From the entries that follow, list every line in which the string "icon" appears.

Data entries
»»
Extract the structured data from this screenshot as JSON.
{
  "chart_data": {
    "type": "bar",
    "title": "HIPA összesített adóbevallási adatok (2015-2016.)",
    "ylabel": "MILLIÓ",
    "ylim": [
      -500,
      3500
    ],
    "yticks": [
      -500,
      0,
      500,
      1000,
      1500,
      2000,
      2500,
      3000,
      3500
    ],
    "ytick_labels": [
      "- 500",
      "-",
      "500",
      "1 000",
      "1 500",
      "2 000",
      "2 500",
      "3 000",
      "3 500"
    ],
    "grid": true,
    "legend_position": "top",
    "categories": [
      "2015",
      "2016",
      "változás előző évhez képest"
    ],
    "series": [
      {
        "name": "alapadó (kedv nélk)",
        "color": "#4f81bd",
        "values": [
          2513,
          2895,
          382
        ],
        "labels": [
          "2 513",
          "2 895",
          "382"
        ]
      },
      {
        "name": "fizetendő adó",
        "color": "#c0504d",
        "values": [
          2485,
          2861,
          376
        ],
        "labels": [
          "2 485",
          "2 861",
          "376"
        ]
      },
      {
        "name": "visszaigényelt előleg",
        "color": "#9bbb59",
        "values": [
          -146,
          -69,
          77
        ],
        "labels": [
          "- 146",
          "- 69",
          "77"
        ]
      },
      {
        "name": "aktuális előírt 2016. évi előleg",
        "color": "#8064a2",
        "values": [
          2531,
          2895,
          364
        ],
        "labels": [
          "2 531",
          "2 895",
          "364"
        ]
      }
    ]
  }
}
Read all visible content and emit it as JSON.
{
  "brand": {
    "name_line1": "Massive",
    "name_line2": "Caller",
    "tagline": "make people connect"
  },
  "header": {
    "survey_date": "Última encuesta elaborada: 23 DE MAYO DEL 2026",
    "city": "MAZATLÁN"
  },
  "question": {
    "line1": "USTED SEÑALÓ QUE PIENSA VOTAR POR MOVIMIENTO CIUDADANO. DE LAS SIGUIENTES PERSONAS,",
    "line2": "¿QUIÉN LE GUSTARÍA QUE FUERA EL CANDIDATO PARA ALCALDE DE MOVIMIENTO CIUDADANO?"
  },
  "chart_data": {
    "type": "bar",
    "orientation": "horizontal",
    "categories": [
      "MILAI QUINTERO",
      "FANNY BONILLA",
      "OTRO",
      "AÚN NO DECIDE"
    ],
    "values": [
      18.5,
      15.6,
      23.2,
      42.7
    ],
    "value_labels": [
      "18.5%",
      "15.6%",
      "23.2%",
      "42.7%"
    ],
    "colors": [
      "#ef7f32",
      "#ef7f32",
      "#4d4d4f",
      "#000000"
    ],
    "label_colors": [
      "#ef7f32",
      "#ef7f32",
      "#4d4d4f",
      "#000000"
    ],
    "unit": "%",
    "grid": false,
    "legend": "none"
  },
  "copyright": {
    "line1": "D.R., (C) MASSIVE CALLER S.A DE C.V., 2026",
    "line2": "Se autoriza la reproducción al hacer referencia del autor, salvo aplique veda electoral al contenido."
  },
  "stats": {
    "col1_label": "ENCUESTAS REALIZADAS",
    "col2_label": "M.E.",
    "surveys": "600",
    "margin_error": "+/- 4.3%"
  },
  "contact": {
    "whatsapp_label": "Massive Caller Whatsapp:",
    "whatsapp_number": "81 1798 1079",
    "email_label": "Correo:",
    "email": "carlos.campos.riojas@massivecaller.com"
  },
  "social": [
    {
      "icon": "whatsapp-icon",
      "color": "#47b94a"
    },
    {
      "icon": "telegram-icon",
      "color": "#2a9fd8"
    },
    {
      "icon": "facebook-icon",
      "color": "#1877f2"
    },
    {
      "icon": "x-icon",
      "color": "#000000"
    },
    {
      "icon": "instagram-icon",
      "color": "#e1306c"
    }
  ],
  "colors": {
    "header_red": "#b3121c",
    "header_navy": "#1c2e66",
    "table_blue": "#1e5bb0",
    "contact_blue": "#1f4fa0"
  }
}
««
Finished exercise
      "icon": "whatsapp-icon",
      "icon": "telegram-icon",
      "icon": "facebook-icon",
      "icon": "x-icon",
      "icon": "instagram-icon",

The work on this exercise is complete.